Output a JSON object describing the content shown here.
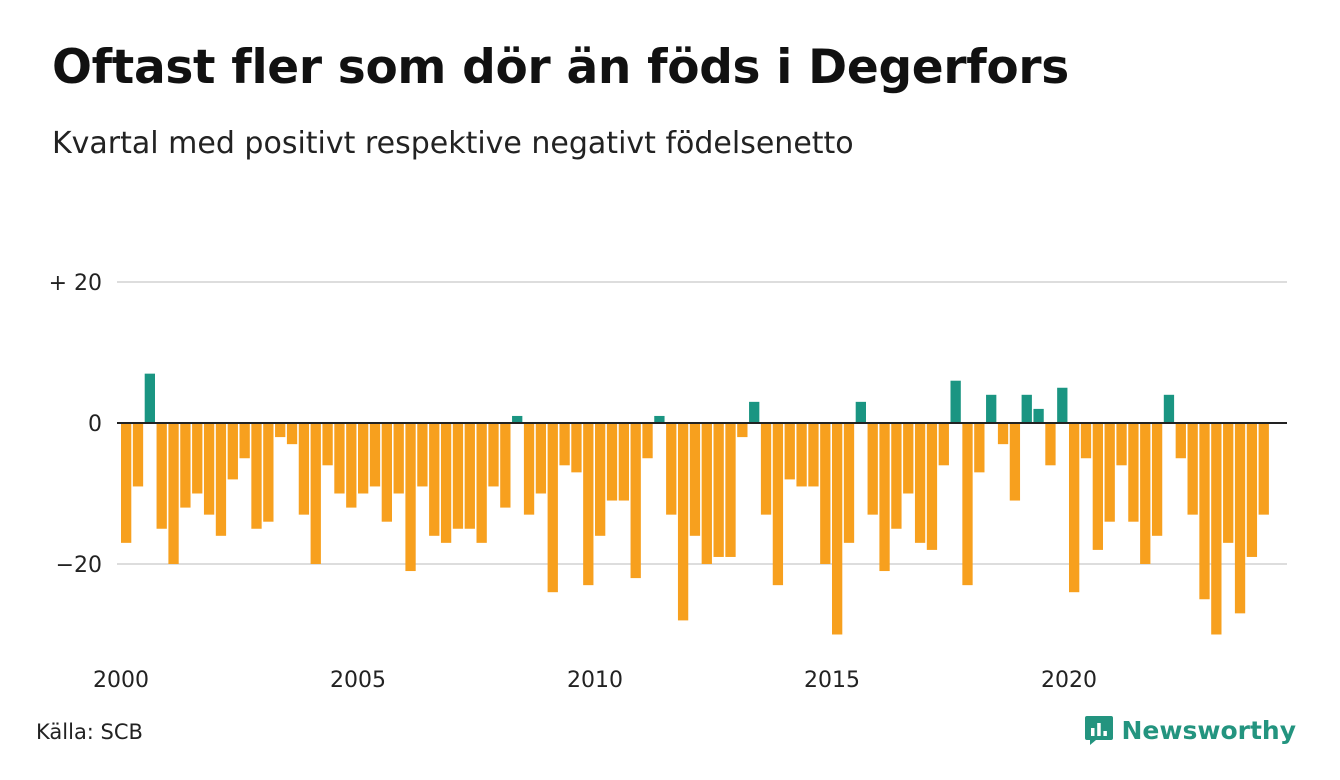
{
  "header": {
    "title": "Oftast fler som dör än föds i Degerfors",
    "subtitle": "Kvartal med positivt respektive negativt födelsenetto"
  },
  "footer": {
    "source": "Källa: SCB",
    "brand": "Newsworthy",
    "brand_icon": "bar-chart-speech-bubble-icon"
  },
  "colors": {
    "positive": "#1a9582",
    "negative": "#f7a01e",
    "grid": "#dddddd",
    "brand": "#23947f"
  },
  "chart_data": {
    "type": "bar",
    "title": "Oftast fler som dör än föds i Degerfors",
    "subtitle": "Kvartal med positivt respektive negativt födelsenetto",
    "xlabel": "",
    "ylabel": "",
    "x_ticks": [
      2000,
      2005,
      2010,
      2015,
      2020
    ],
    "x_range": [
      2000,
      2024.75
    ],
    "y_ticks": [
      {
        "value": 20,
        "label": "+ 20"
      },
      {
        "value": 0,
        "label": "0"
      },
      {
        "value": -20,
        "label": "−20"
      }
    ],
    "ylim": [
      -30,
      20
    ],
    "grid": true,
    "legend": "none",
    "start_year": 2000,
    "quarters_per_year": 4,
    "values": [
      -17,
      -9,
      7,
      -15,
      -20,
      -12,
      -10,
      -13,
      -16,
      -8,
      -5,
      -15,
      -14,
      -2,
      -3,
      -13,
      -20,
      -6,
      -10,
      -12,
      -10,
      -9,
      -14,
      -10,
      -21,
      -9,
      -16,
      -17,
      -15,
      -15,
      -17,
      -9,
      -12,
      1,
      -13,
      -10,
      -24,
      -6,
      -7,
      -23,
      -16,
      -11,
      -11,
      -22,
      -5,
      1,
      -13,
      -28,
      -16,
      -20,
      -19,
      -19,
      -2,
      3,
      -13,
      -23,
      -8,
      -9,
      -9,
      -20,
      -30,
      -17,
      3,
      -13,
      -21,
      -15,
      -10,
      -17,
      -18,
      -6,
      6,
      -23,
      -7,
      4,
      -3,
      -11,
      4,
      2,
      -6,
      5,
      -24,
      -5,
      -18,
      -14,
      -6,
      -14,
      -20,
      -16,
      4,
      -5,
      -13,
      -25,
      -30,
      -17,
      -27,
      -19,
      -13
    ]
  }
}
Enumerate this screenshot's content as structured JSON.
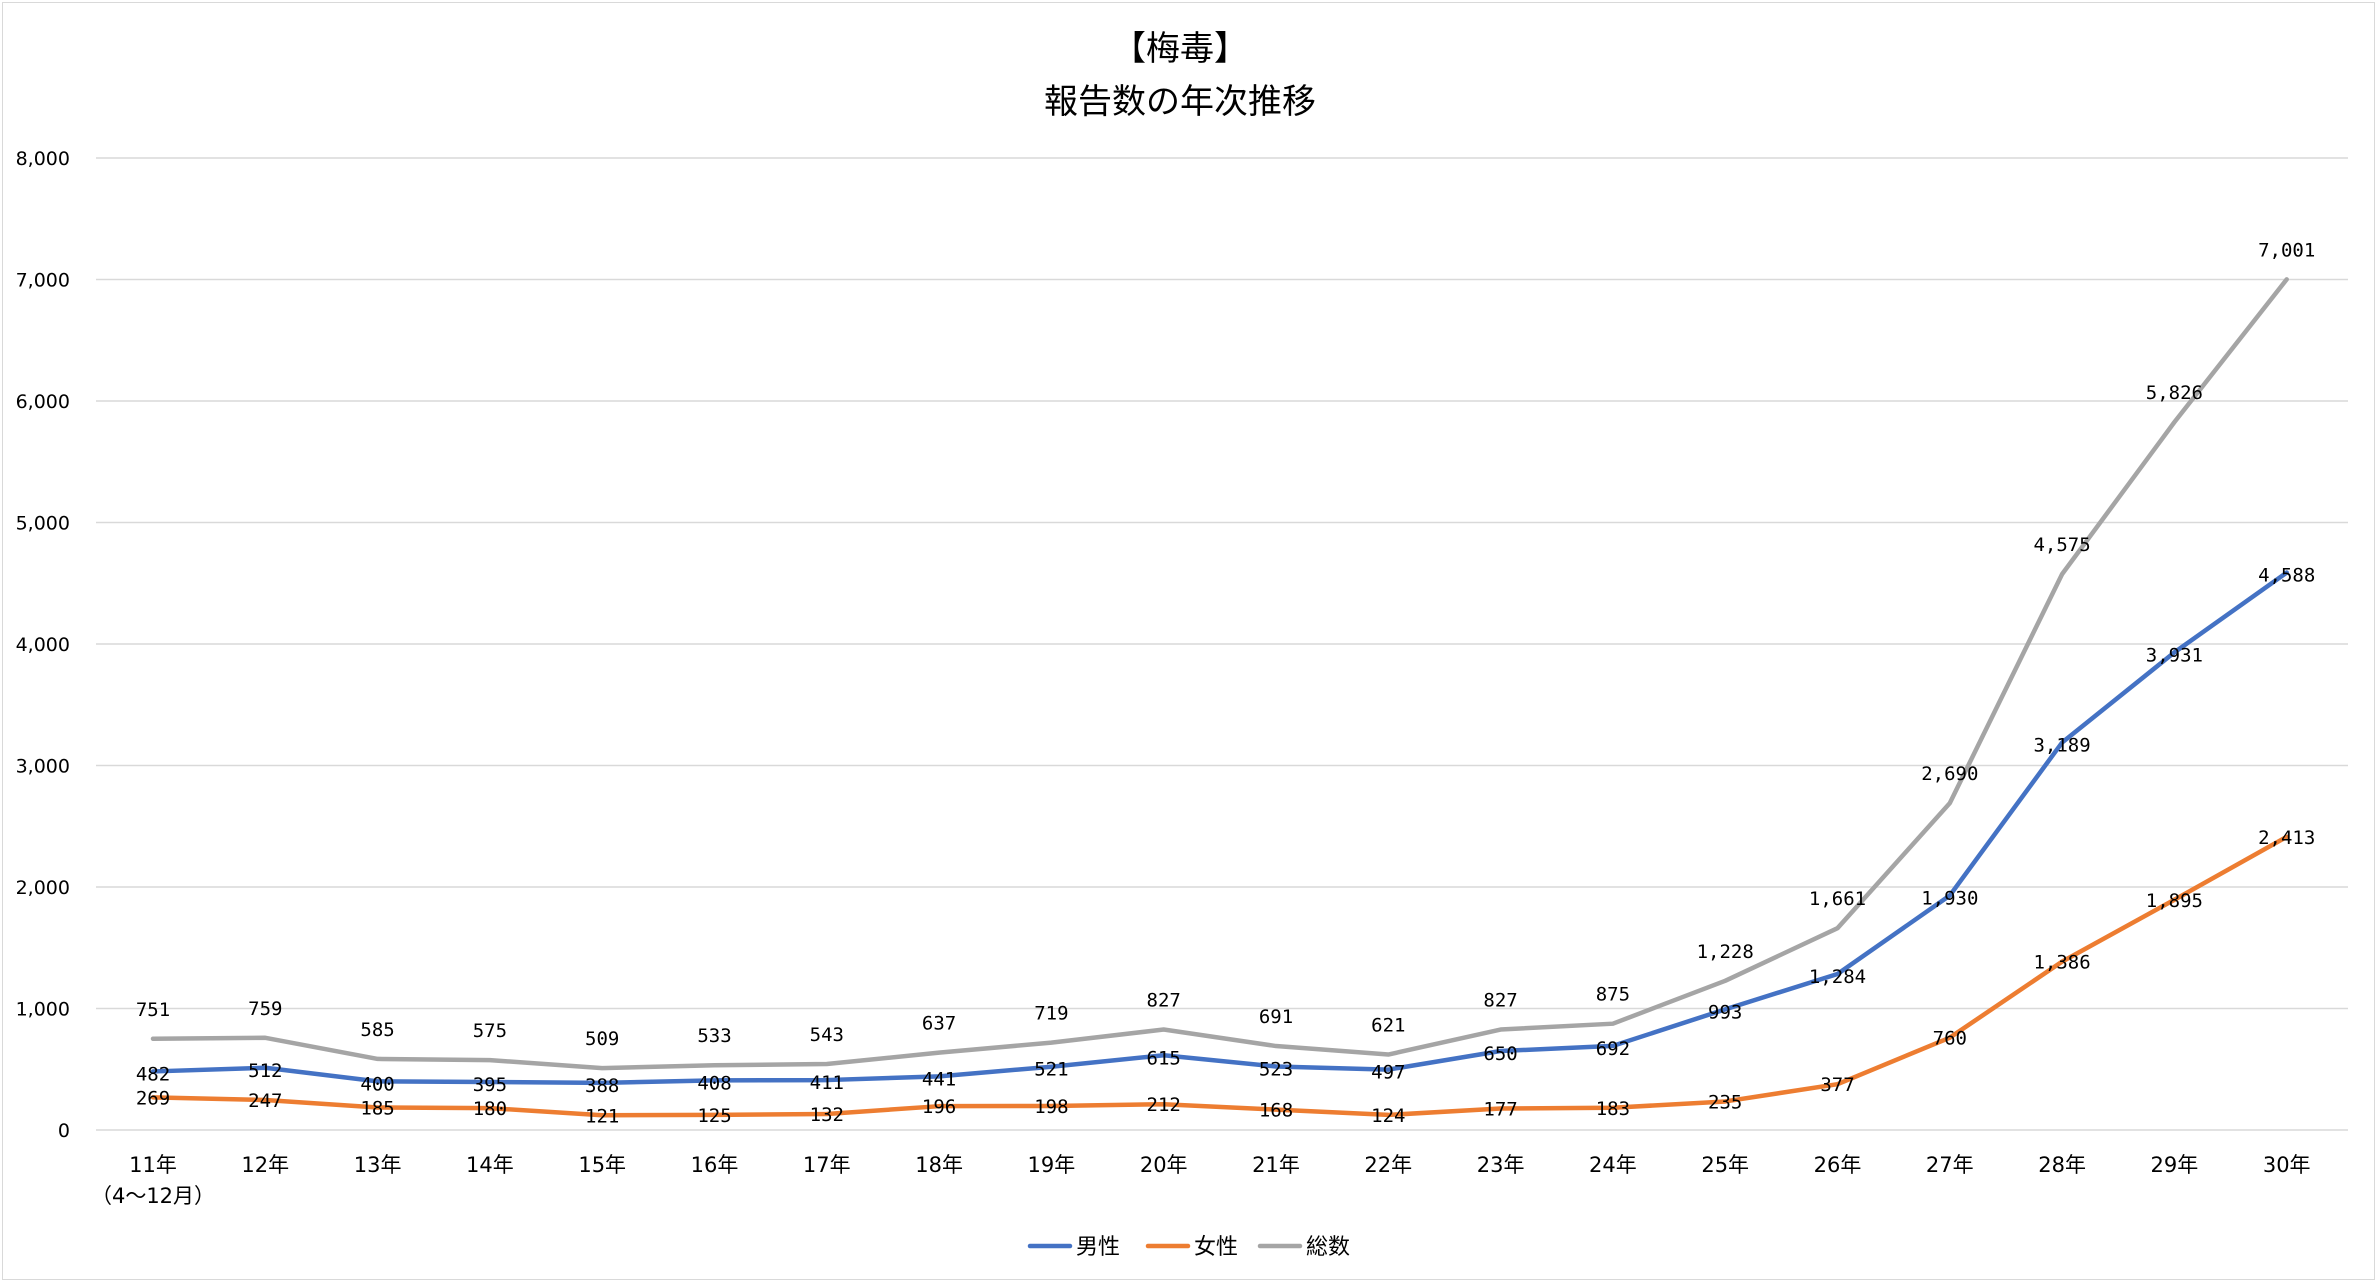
{
  "chart_data": {
    "type": "line",
    "title": "【梅毒】",
    "subtitle": "報告数の年次推移",
    "categories": [
      "11年",
      "12年",
      "13年",
      "14年",
      "15年",
      "16年",
      "17年",
      "18年",
      "19年",
      "20年",
      "21年",
      "22年",
      "23年",
      "24年",
      "25年",
      "26年",
      "27年",
      "28年",
      "29年",
      "30年"
    ],
    "category_note": "（4～12月）",
    "ylim": [
      0,
      8000
    ],
    "yticks": [
      "0",
      "1,000",
      "2,000",
      "3,000",
      "4,000",
      "5,000",
      "6,000",
      "7,000",
      "8,000"
    ],
    "grid": true,
    "legend_position": "bottom",
    "series": [
      {
        "name": "男性",
        "color": "#4472c4",
        "values": [
          482,
          512,
          400,
          395,
          388,
          408,
          411,
          441,
          521,
          615,
          523,
          497,
          650,
          692,
          993,
          1284,
          1930,
          3189,
          3931,
          4588
        ],
        "labels": [
          "482",
          "512",
          "400",
          "395",
          "388",
          "408",
          "411",
          "441",
          "521",
          "615",
          "523",
          "497",
          "650",
          "692",
          "993",
          "1,284",
          "1,930",
          "3,189",
          "3,931",
          "4,588"
        ]
      },
      {
        "name": "女性",
        "color": "#ed7d31",
        "values": [
          269,
          247,
          185,
          180,
          121,
          125,
          132,
          196,
          198,
          212,
          168,
          124,
          177,
          183,
          235,
          377,
          760,
          1386,
          1895,
          2413
        ],
        "labels": [
          "269",
          "247",
          "185",
          "180",
          "121",
          "125",
          "132",
          "196",
          "198",
          "212",
          "168",
          "124",
          "177",
          "183",
          "235",
          "377",
          "760",
          "1,386",
          "1,895",
          "2,413"
        ]
      },
      {
        "name": "総数",
        "color": "#a5a5a5",
        "values": [
          751,
          759,
          585,
          575,
          509,
          533,
          543,
          637,
          719,
          827,
          691,
          621,
          827,
          875,
          1228,
          1661,
          2690,
          4575,
          5826,
          7001
        ],
        "labels": [
          "751",
          "759",
          "585",
          "575",
          "509",
          "533",
          "543",
          "637",
          "719",
          "827",
          "691",
          "621",
          "827",
          "875",
          "1,228",
          "1,661",
          "2,690",
          "4,575",
          "5,826",
          "7,001"
        ]
      }
    ]
  }
}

⁂

◆ Exercise
Every line is to be duplicated exactly, though pictures stay out.

◆ The answer
Output a JSON object describing the content shown here.
{
  "header": {
    "title": "Oftast fler som dör än föds i Degerfors",
    "subtitle": "Kvartal med positivt respektive negativt födelsenetto"
  },
  "footer": {
    "source": "Källa: SCB",
    "brand": "Newsworthy",
    "brand_icon": "bar-chart-speech-bubble-icon"
  },
  "colors": {
    "positive": "#1a9582",
    "negative": "#f7a01e",
    "grid": "#dddddd",
    "brand": "#23947f"
  },
  "chart_data": {
    "type": "bar",
    "title": "Oftast fler som dör än föds i Degerfors",
    "subtitle": "Kvartal med positivt respektive negativt födelsenetto",
    "xlabel": "",
    "ylabel": "",
    "x_ticks": [
      2000,
      2005,
      2010,
      2015,
      2020
    ],
    "x_range": [
      2000,
      2024.75
    ],
    "y_ticks": [
      {
        "value": 20,
        "label": "+ 20"
      },
      {
        "value": 0,
        "label": "0"
      },
      {
        "value": -20,
        "label": "−20"
      }
    ],
    "ylim": [
      -30,
      20
    ],
    "grid": true,
    "legend": "none",
    "start_year": 2000,
    "quarters_per_year": 4,
    "values": [
      -17,
      -9,
      7,
      -15,
      -20,
      -12,
      -10,
      -13,
      -16,
      -8,
      -5,
      -15,
      -14,
      -2,
      -3,
      -13,
      -20,
      -6,
      -10,
      -12,
      -10,
      -9,
      -14,
      -10,
      -21,
      -9,
      -16,
      -17,
      -15,
      -15,
      -17,
      -9,
      -12,
      1,
      -13,
      -10,
      -24,
      -6,
      -7,
      -23,
      -16,
      -11,
      -11,
      -22,
      -5,
      1,
      -13,
      -28,
      -16,
      -20,
      -19,
      -19,
      -2,
      3,
      -13,
      -23,
      -8,
      -9,
      -9,
      -20,
      -30,
      -17,
      3,
      -13,
      -21,
      -15,
      -10,
      -17,
      -18,
      -6,
      6,
      -23,
      -7,
      4,
      -3,
      -11,
      4,
      2,
      -6,
      5,
      -24,
      -5,
      -18,
      -14,
      -6,
      -14,
      -20,
      -16,
      4,
      -5,
      -13,
      -25,
      -30,
      -17,
      -27,
      -19,
      -13
    ]
  }
}
Enumerate this screenshot's content as structured JSON.
{
  "chart_data": {
    "type": "line",
    "title": "【梅毒】",
    "subtitle": "報告数の年次推移",
    "categories": [
      "11年",
      "12年",
      "13年",
      "14年",
      "15年",
      "16年",
      "17年",
      "18年",
      "19年",
      "20年",
      "21年",
      "22年",
      "23年",
      "24年",
      "25年",
      "26年",
      "27年",
      "28年",
      "29年",
      "30年"
    ],
    "category_note": "（4～12月）",
    "ylim": [
      0,
      8000
    ],
    "yticks": [
      "0",
      "1,000",
      "2,000",
      "3,000",
      "4,000",
      "5,000",
      "6,000",
      "7,000",
      "8,000"
    ],
    "grid": true,
    "legend_position": "bottom",
    "series": [
      {
        "name": "男性",
        "color": "#4472c4",
        "values": [
          482,
          512,
          400,
          395,
          388,
          408,
          411,
          441,
          521,
          615,
          523,
          497,
          650,
          692,
          993,
          1284,
          1930,
          3189,
          3931,
          4588
        ],
        "labels": [
          "482",
          "512",
          "400",
          "395",
          "388",
          "408",
          "411",
          "441",
          "521",
          "615",
          "523",
          "497",
          "650",
          "692",
          "993",
          "1,284",
          "1,930",
          "3,189",
          "3,931",
          "4,588"
        ]
      },
      {
        "name": "女性",
        "color": "#ed7d31",
        "values": [
          269,
          247,
          185,
          180,
          121,
          125,
          132,
          196,
          198,
          212,
          168,
          124,
          177,
          183,
          235,
          377,
          760,
          1386,
          1895,
          2413
        ],
        "labels": [
          "269",
          "247",
          "185",
          "180",
          "121",
          "125",
          "132",
          "196",
          "198",
          "212",
          "168",
          "124",
          "177",
          "183",
          "235",
          "377",
          "760",
          "1,386",
          "1,895",
          "2,413"
        ]
      },
      {
        "name": "総数",
        "color": "#a5a5a5",
        "values": [
          751,
          759,
          585,
          575,
          509,
          533,
          543,
          637,
          719,
          827,
          691,
          621,
          827,
          875,
          1228,
          1661,
          2690,
          4575,
          5826,
          7001
        ],
        "labels": [
          "751",
          "759",
          "585",
          "575",
          "509",
          "533",
          "543",
          "637",
          "719",
          "827",
          "691",
          "621",
          "827",
          "875",
          "1,228",
          "1,661",
          "2,690",
          "4,575",
          "5,826",
          "7,001"
        ]
      }
    ]
  }
}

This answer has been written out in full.